Job = Write the count of lines that contain the word "Native" and nothing else.
_ _ _ _
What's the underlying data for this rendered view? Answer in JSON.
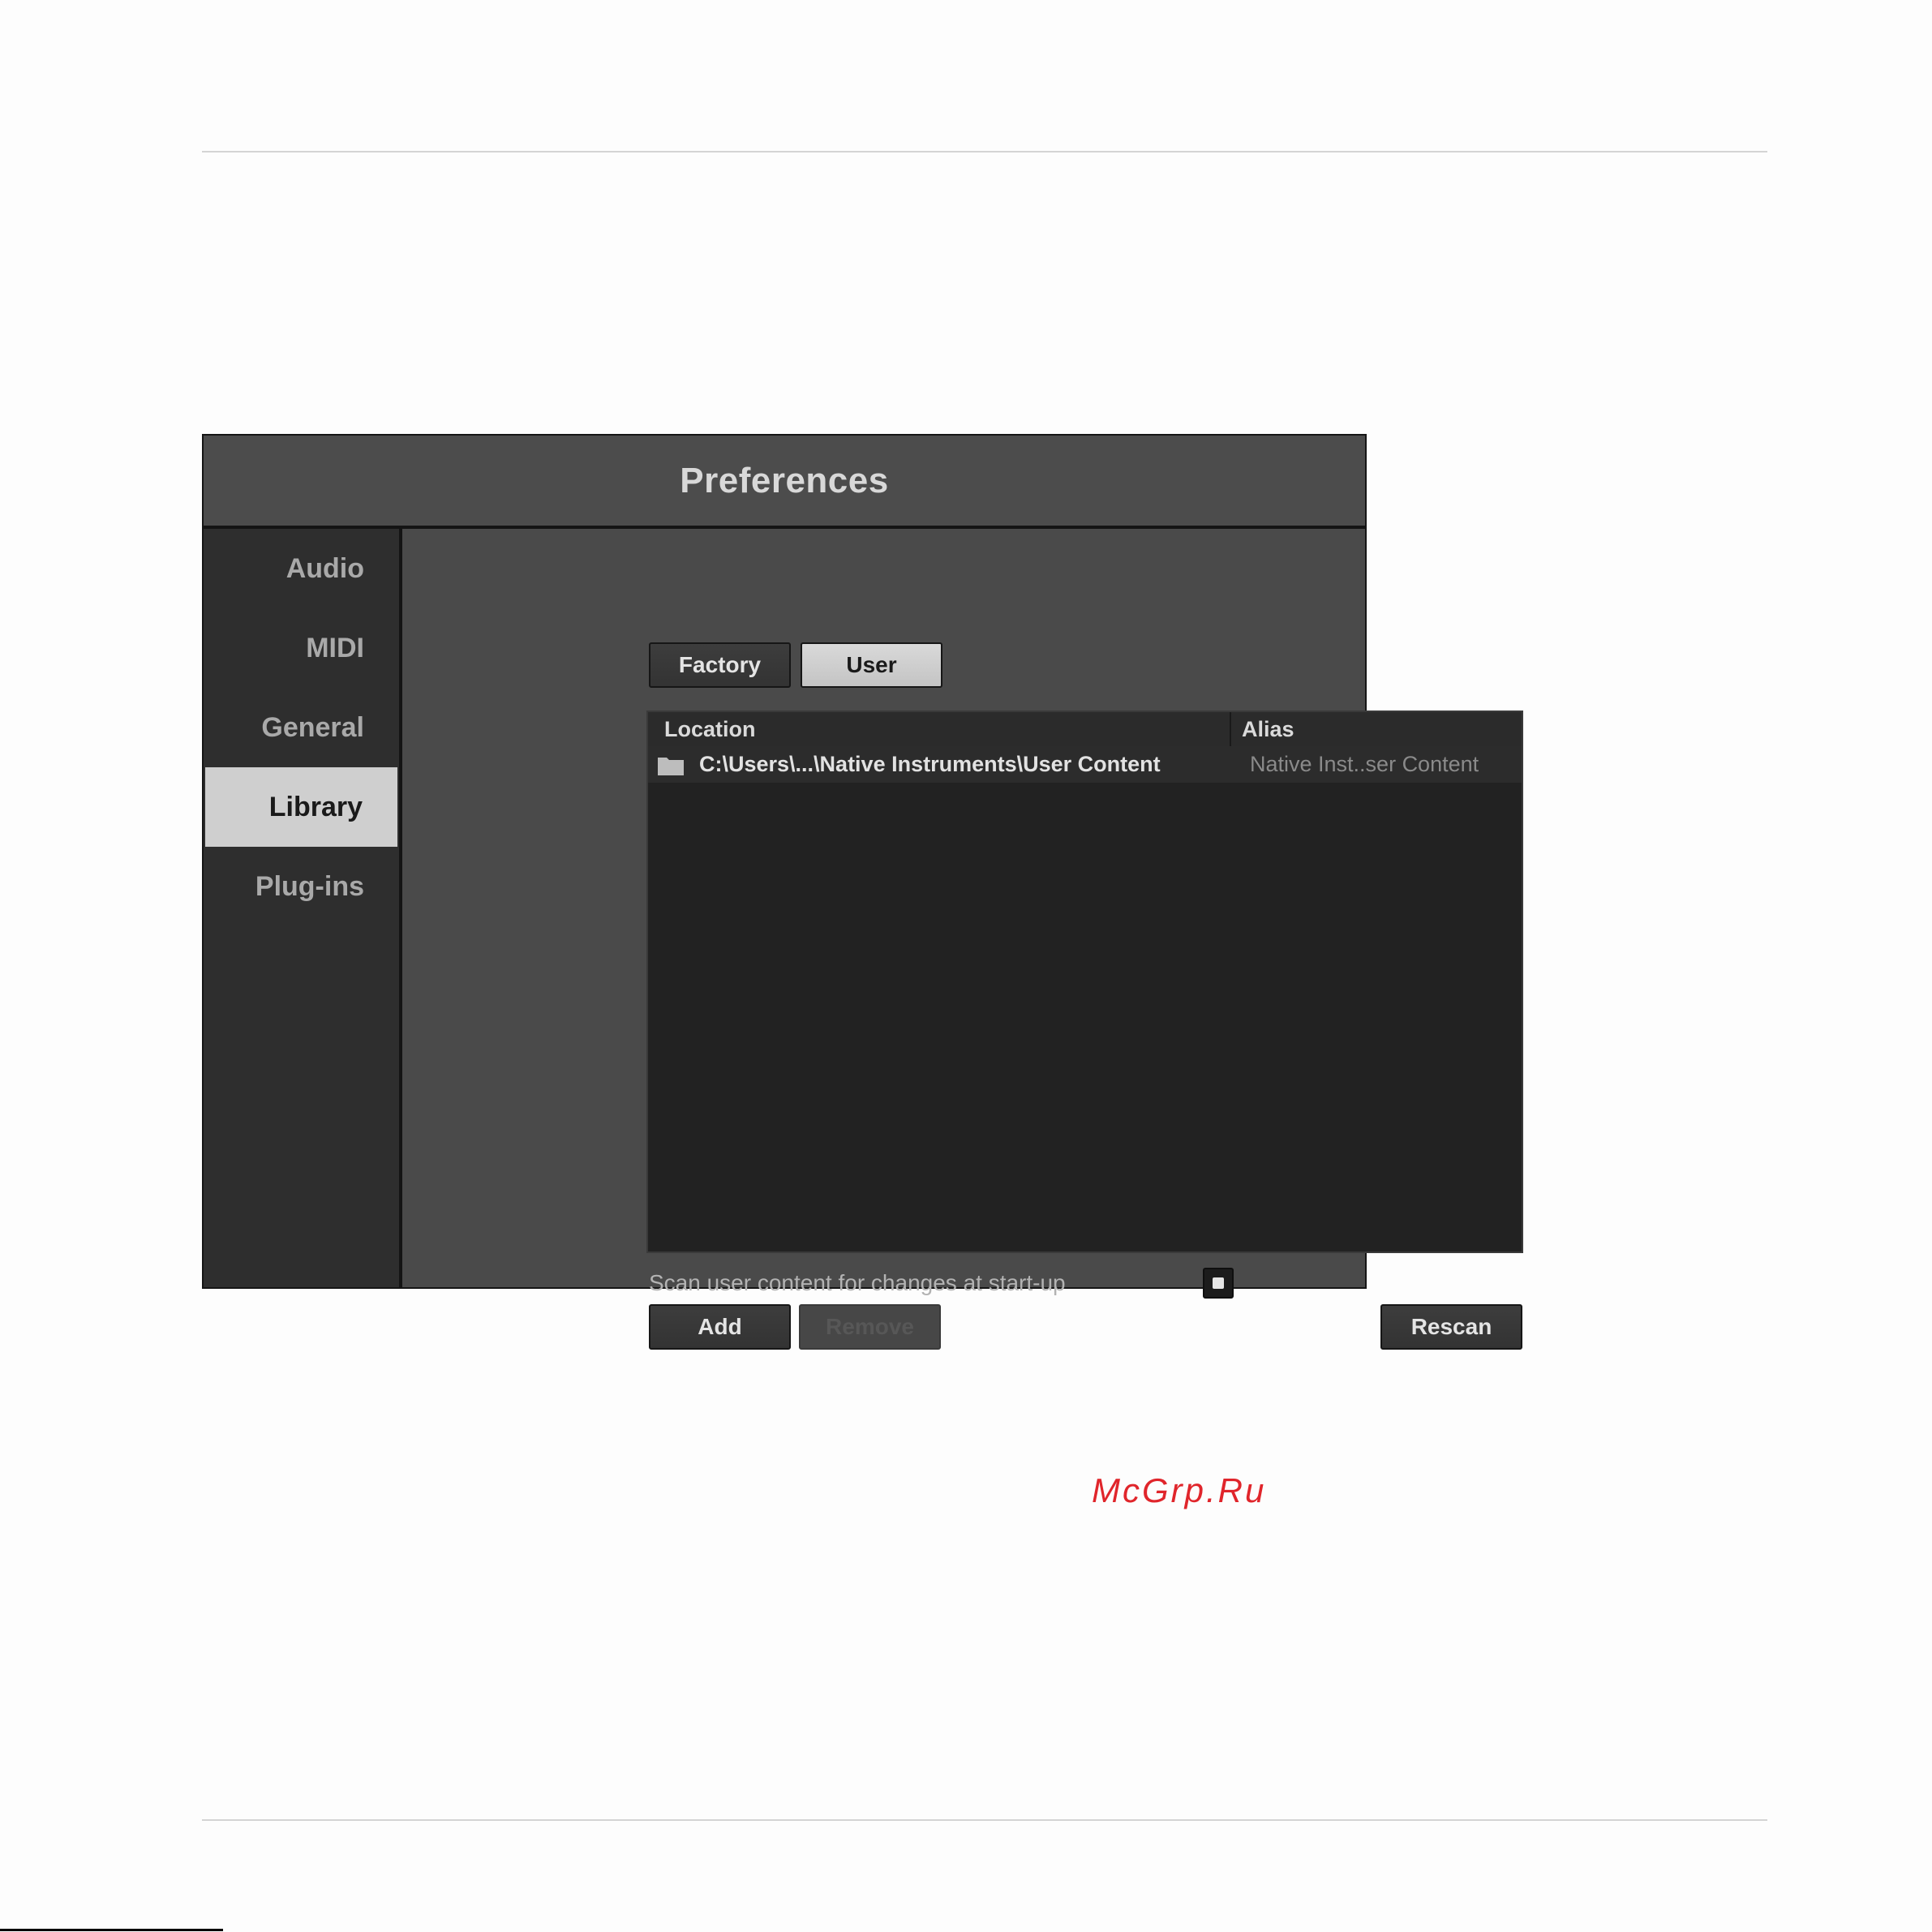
{
  "window": {
    "title": "Preferences"
  },
  "sidebar": {
    "items": [
      {
        "label": "Audio",
        "active": false
      },
      {
        "label": "MIDI",
        "active": false
      },
      {
        "label": "General",
        "active": false
      },
      {
        "label": "Library",
        "active": true
      },
      {
        "label": "Plug-ins",
        "active": false
      }
    ]
  },
  "tabs": {
    "factory": "Factory",
    "user": "User",
    "selected": "User"
  },
  "table": {
    "columns": {
      "location": "Location",
      "alias": "Alias"
    },
    "rows": [
      {
        "icon": "folder-icon",
        "location": "C:\\Users\\...\\Native Instruments\\User Content",
        "alias": "Native Inst..ser Content"
      }
    ]
  },
  "watermark": "McGrp.Ru",
  "options": {
    "scan_label": "Scan user content for changes at start-up",
    "scan_checked": true
  },
  "actions": {
    "add": "Add",
    "remove": "Remove",
    "remove_enabled": false,
    "rescan": "Rescan"
  }
}
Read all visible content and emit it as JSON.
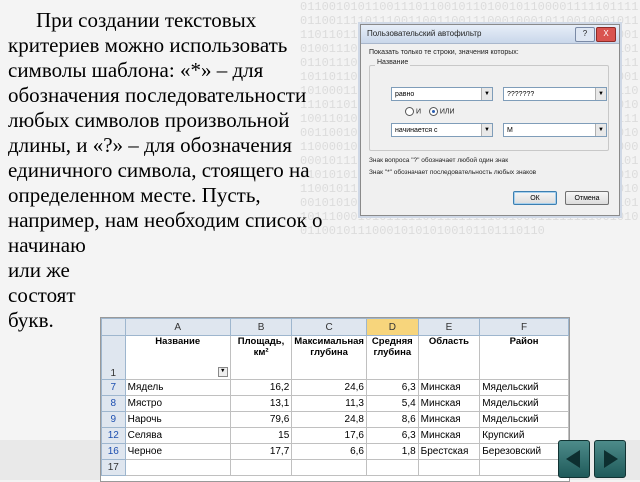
{
  "slide": {
    "paragraph": "При создании текстовых критериев можно использовать символы шаблона: «*» – для обозначения последовательности любых символов произвольной длины, и «?» – для обозначения единичного символа, стоящего на определенном месте. Пусть, например, нам необходим список о",
    "lines_tail": [
      "начинаю",
      "или же",
      "состоят",
      "букв."
    ]
  },
  "dialog": {
    "title": "Пользовательский автофильтр",
    "show_label": "Показать только те строки, значения которых:",
    "group_label": "Название",
    "cond1_op": "равно",
    "cond1_value": "???????",
    "radio_and": "И",
    "radio_or": "ИЛИ",
    "cond2_op": "начинается с",
    "cond2_value": "М",
    "hint1": "Знак вопроса \"?\" обозначает любой один знак",
    "hint2": "Знак \"*\" обозначает последовательность любых знаков",
    "ok_label": "ОК",
    "cancel_label": "Отмена",
    "help_label": "?",
    "close_label": "X"
  },
  "excel": {
    "col_headers": [
      "",
      "A",
      "B",
      "C",
      "D",
      "E",
      "F"
    ],
    "header_row": {
      "num": "1",
      "cells": [
        "Название",
        "Площадь, км²",
        "Максимальная глубина",
        "Средняя глубина",
        "Область",
        "Район"
      ]
    },
    "rows": [
      {
        "num": "7",
        "cells": [
          "Мядель",
          "16,2",
          "24,6",
          "6,3",
          "Минская",
          "Мядельский"
        ]
      },
      {
        "num": "8",
        "cells": [
          "Мястро",
          "13,1",
          "11,3",
          "5,4",
          "Минская",
          "Мядельский"
        ]
      },
      {
        "num": "9",
        "cells": [
          "Нарочь",
          "79,6",
          "24,8",
          "8,6",
          "Минская",
          "Мядельский"
        ]
      },
      {
        "num": "12",
        "cells": [
          "Селява",
          "15",
          "17,6",
          "6,3",
          "Минская",
          "Крупский"
        ]
      },
      {
        "num": "16",
        "cells": [
          "Черное",
          "17,7",
          "6,6",
          "1,8",
          "Брестская",
          "Березовский"
        ]
      },
      {
        "num": "17",
        "cells": [
          "",
          "",
          "",
          "",
          "",
          ""
        ]
      }
    ]
  },
  "background_binary": "011001010110011101100101101001011000011111011110110011110111001100110011100010001011001000101111011011101001010101011001101010101101100111001010011101010001011110110101011001101001011101010110111001010011100101101110111011111010010111110110110101011101111011101011110110001010111001101000110111010101110101101001111001101111001101110110101010101111010101001110110010011011101010011010100111001101101101001101111010111000111001100100010111100110101001100110101111010110101100001010010010111011110110101010110001111000000010111000010110001010111100010101001011101101010101011110001110111011111011111100110001100101100101100101111001101101101110101101001010001000101010001010110110101110011110110001010101101101110001010111110011111111001000111111110010100110010111000101010100101101110110"
}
_ _ _ _
Answer = 2